-- PROVIDED DATA --
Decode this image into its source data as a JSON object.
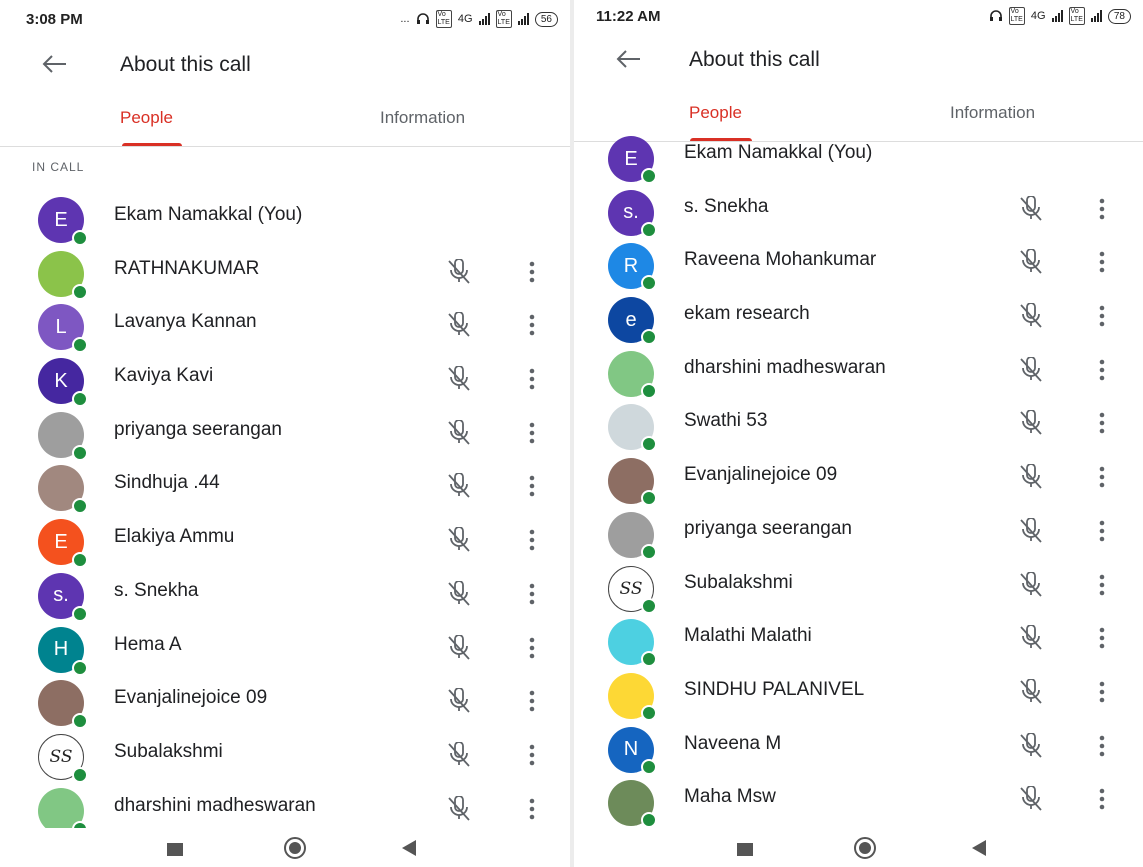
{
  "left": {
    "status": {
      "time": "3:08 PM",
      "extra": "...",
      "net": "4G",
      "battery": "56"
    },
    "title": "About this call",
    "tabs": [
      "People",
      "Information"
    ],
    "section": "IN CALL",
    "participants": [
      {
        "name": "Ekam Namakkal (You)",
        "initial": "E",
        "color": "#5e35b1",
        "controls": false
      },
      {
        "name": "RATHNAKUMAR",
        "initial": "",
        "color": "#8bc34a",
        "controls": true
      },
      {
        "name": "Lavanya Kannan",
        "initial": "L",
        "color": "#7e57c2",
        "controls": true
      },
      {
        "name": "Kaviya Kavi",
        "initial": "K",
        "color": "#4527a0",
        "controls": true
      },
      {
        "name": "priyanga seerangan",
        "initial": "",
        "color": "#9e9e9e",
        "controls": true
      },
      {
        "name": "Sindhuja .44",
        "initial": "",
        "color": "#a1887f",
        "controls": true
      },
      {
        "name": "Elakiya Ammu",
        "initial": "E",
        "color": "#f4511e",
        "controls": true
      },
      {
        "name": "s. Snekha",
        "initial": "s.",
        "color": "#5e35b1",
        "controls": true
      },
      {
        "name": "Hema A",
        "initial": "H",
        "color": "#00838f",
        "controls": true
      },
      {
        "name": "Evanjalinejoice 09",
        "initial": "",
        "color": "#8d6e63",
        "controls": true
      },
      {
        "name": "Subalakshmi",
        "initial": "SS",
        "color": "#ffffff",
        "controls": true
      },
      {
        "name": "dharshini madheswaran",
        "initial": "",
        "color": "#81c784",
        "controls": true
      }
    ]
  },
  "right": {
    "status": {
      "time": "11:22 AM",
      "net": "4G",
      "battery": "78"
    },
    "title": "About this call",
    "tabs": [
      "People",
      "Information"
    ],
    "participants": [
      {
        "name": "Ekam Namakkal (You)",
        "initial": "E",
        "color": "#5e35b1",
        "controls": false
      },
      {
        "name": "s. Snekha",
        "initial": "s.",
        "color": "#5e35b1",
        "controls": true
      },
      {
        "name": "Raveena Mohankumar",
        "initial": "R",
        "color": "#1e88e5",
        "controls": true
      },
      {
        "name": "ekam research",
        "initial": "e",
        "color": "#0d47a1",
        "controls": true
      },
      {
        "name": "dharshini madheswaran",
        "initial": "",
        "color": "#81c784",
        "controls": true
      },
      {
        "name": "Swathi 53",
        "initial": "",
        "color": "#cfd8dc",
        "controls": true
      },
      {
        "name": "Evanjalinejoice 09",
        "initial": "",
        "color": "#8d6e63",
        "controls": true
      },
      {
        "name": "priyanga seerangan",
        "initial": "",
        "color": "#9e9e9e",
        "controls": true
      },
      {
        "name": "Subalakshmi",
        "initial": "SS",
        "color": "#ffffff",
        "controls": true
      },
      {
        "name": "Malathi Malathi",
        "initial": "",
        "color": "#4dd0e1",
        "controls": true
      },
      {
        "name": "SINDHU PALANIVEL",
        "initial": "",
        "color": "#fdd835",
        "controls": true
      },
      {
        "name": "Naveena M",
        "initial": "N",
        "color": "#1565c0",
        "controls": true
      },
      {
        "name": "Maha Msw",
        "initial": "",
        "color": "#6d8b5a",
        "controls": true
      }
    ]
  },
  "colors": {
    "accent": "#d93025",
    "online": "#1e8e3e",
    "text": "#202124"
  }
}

--

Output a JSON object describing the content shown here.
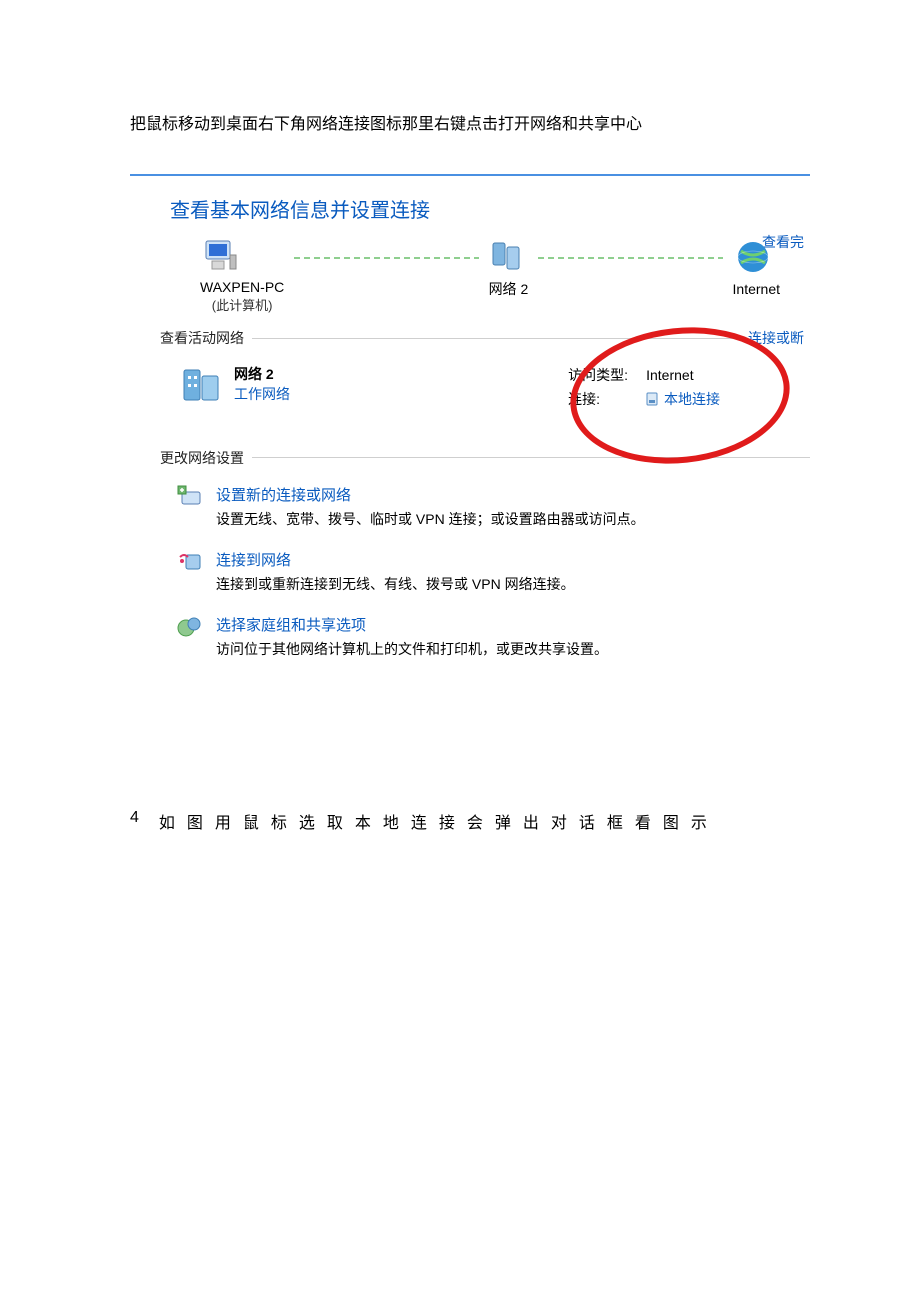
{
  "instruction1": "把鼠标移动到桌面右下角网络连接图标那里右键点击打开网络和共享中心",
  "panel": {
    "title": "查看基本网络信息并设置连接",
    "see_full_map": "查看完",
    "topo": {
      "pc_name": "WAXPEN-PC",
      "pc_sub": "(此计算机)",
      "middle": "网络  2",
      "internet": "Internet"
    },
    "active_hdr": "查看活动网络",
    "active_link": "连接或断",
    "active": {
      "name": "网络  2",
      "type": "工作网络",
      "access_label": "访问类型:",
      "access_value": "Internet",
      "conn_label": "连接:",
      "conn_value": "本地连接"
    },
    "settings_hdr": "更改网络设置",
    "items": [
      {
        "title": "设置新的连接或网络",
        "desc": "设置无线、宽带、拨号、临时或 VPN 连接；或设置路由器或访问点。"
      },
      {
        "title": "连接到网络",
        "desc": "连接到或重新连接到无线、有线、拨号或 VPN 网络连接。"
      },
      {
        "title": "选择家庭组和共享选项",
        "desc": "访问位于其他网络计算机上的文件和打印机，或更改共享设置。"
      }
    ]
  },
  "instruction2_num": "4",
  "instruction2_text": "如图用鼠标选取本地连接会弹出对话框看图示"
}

-- THE PROBLEM --
In the records, locate each line holding the string "Internet" and copy it.

-- ANSWER TO THIS TASK --
      "internet": "Internet"
      "access_value": "Internet",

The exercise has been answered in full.